** Your objective **
Read through the data and count the lines that contain the string "they"; give only the result.

** Material supplied **

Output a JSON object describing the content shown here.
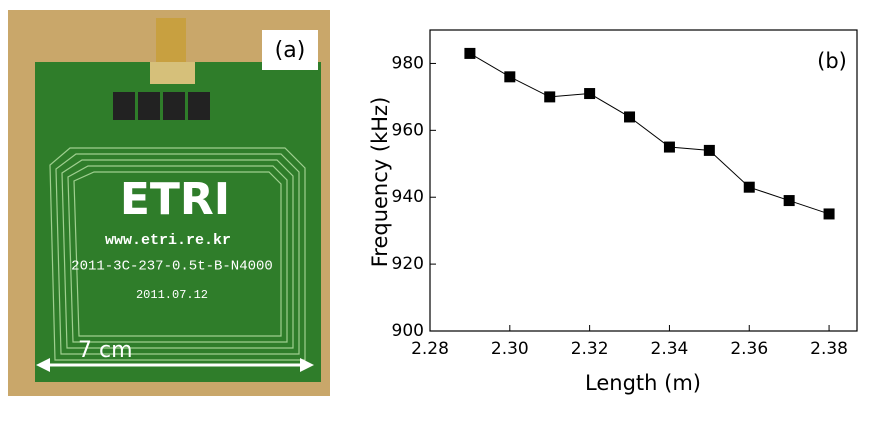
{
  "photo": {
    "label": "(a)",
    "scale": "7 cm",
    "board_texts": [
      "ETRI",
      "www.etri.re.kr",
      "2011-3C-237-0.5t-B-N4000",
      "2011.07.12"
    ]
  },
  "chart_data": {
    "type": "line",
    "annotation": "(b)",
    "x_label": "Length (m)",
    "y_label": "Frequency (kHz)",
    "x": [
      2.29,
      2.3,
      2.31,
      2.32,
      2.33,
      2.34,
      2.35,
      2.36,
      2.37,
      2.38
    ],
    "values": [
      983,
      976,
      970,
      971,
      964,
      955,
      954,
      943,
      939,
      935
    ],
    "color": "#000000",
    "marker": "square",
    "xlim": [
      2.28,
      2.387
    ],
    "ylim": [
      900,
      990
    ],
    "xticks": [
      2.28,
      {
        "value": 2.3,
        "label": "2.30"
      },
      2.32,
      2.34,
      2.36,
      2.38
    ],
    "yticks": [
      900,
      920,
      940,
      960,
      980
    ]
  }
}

---

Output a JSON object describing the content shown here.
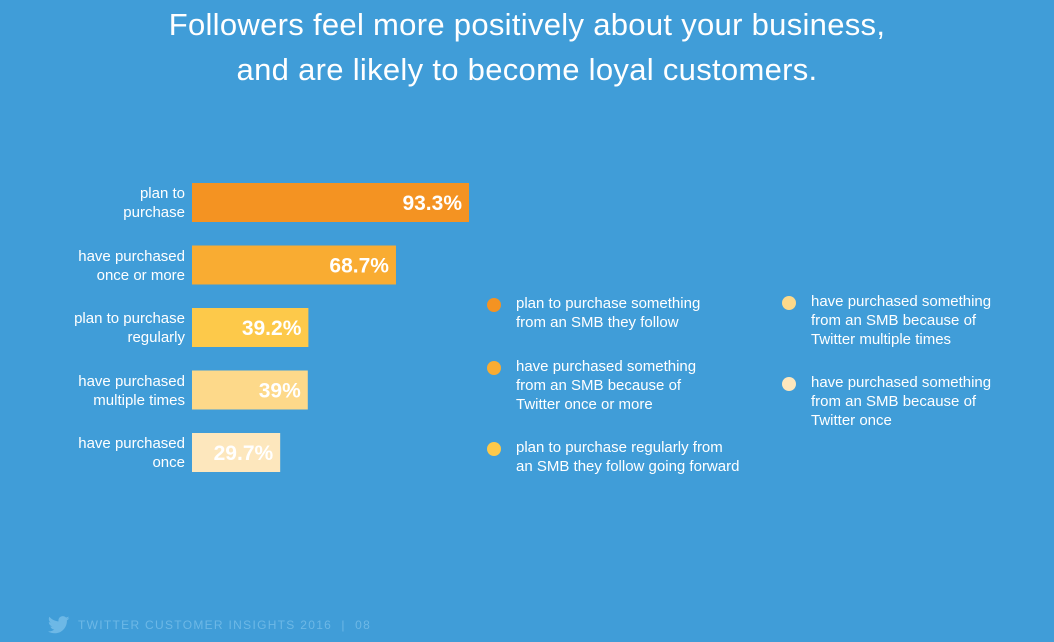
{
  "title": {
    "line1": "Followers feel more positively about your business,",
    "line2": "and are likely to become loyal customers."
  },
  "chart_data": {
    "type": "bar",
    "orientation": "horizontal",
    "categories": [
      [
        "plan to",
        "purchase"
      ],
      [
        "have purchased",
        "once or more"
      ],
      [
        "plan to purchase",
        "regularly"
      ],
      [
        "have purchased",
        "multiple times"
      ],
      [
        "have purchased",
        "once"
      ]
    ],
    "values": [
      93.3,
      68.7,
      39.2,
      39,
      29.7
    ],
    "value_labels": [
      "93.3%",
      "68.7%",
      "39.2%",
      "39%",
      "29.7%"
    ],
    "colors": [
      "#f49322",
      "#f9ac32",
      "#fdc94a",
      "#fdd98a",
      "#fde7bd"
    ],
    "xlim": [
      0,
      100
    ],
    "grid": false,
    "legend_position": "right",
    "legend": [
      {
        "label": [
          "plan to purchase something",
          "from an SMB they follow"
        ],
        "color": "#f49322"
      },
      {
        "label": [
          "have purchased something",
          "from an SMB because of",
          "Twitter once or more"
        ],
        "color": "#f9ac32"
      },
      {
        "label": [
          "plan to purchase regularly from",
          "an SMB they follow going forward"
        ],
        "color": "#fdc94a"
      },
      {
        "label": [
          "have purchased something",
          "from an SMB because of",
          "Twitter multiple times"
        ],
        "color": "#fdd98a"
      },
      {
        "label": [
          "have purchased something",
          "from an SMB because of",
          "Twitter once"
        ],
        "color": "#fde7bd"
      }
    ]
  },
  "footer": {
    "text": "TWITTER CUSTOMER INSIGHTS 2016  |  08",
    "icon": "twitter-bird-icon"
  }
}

** Correct result **
2